## [Available data]
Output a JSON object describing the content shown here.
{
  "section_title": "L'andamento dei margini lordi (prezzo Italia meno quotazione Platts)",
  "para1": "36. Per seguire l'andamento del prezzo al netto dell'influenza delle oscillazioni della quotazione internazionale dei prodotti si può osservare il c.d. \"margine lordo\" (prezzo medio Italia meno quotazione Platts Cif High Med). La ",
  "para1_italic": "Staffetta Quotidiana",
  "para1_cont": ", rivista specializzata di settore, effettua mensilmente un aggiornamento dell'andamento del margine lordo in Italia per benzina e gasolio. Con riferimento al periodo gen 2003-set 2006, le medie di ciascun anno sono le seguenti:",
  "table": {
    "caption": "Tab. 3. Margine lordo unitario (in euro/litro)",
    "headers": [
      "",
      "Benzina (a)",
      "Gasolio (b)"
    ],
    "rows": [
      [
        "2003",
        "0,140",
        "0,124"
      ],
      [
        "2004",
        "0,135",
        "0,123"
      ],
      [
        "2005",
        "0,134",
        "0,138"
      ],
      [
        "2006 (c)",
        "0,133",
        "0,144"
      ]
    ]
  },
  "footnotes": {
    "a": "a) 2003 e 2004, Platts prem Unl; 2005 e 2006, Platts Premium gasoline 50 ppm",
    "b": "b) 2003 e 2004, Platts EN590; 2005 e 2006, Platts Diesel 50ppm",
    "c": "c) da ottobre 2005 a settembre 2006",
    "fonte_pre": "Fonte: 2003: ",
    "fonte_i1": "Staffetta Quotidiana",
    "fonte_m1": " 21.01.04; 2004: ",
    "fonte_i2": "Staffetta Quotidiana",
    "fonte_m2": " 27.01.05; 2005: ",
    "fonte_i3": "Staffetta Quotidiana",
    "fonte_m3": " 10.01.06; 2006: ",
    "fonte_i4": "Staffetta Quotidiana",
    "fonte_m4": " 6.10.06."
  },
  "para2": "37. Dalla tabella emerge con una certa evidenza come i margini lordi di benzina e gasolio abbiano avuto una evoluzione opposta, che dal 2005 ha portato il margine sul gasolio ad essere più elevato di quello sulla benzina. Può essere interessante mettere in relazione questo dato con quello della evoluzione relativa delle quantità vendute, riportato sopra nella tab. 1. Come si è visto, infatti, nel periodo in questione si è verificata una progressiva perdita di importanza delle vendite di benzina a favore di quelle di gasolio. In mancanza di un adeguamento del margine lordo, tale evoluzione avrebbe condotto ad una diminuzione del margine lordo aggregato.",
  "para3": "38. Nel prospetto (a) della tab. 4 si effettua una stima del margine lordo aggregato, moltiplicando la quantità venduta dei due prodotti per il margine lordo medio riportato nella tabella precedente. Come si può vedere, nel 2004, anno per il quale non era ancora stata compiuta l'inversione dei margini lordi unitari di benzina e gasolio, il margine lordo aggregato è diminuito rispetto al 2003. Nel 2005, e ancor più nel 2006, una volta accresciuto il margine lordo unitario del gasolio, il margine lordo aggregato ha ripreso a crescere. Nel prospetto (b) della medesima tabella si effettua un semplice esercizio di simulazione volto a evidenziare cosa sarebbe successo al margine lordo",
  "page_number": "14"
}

## [Directive]
What do the records say? Quote them all exactly.

## [Response to this task]
Output a JSON object describing the content shown here.
{
  "section_title": "L'andamento dei margini lordi (prezzo Italia meno quotazione Platts)",
  "para1": "36. Per seguire l'andamento del prezzo al netto dell'influenza delle oscillazioni della quotazione internazionale dei prodotti si può osservare il c.d. \"margine lordo\" (prezzo medio Italia meno quotazione Platts Cif High Med). La ",
  "para1_italic": "Staffetta Quotidiana",
  "para1_cont": ", rivista specializzata di settore, effettua mensilmente un aggiornamento dell'andamento del margine lordo in Italia per benzina e gasolio. Con riferimento al periodo gen 2003-set 2006, le medie di ciascun anno sono le seguenti:",
  "table": {
    "caption": "Tab. 3. Margine lordo unitario (in euro/litro)",
    "headers": [
      "",
      "Benzina (a)",
      "Gasolio (b)"
    ],
    "rows": [
      [
        "2003",
        "0,140",
        "0,124"
      ],
      [
        "2004",
        "0,135",
        "0,123"
      ],
      [
        "2005",
        "0,134",
        "0,138"
      ],
      [
        "2006 (c)",
        "0,133",
        "0,144"
      ]
    ]
  },
  "footnotes": {
    "a": "a) 2003 e 2004, Platts prem Unl; 2005 e 2006, Platts Premium gasoline 50 ppm",
    "b": "b) 2003 e 2004, Platts EN590; 2005 e 2006, Platts Diesel 50ppm",
    "c": "c) da ottobre 2005 a settembre 2006",
    "fonte_pre": "Fonte: 2003: ",
    "fonte_i1": "Staffetta Quotidiana",
    "fonte_m1": " 21.01.04; 2004: ",
    "fonte_i2": "Staffetta Quotidiana",
    "fonte_m2": " 27.01.05; 2005: ",
    "fonte_i3": "Staffetta Quotidiana",
    "fonte_m3": " 10.01.06; 2006: ",
    "fonte_i4": "Staffetta Quotidiana",
    "fonte_m4": " 6.10.06."
  },
  "para2": "37. Dalla tabella emerge con una certa evidenza come i margini lordi di benzina e gasolio abbiano avuto una evoluzione opposta, che dal 2005 ha portato il margine sul gasolio ad essere più elevato di quello sulla benzina. Può essere interessante mettere in relazione questo dato con quello della evoluzione relativa delle quantità vendute, riportato sopra nella tab. 1. Come si è visto, infatti, nel periodo in questione si è verificata una progressiva perdita di importanza delle vendite di benzina a favore di quelle di gasolio. In mancanza di un adeguamento del margine lordo, tale evoluzione avrebbe condotto ad una diminuzione del margine lordo aggregato.",
  "para3": "38. Nel prospetto (a) della tab. 4 si effettua una stima del margine lordo aggregato, moltiplicando la quantità venduta dei due prodotti per il margine lordo medio riportato nella tabella precedente. Come si può vedere, nel 2004, anno per il quale non era ancora stata compiuta l'inversione dei margini lordi unitari di benzina e gasolio, il margine lordo aggregato è diminuito rispetto al 2003. Nel 2005, e ancor più nel 2006, una volta accresciuto il margine lordo unitario del gasolio, il margine lordo aggregato ha ripreso a crescere. Nel prospetto (b) della medesima tabella si effettua un semplice esercizio di simulazione volto a evidenziare cosa sarebbe successo al margine lordo",
  "page_number": "14"
}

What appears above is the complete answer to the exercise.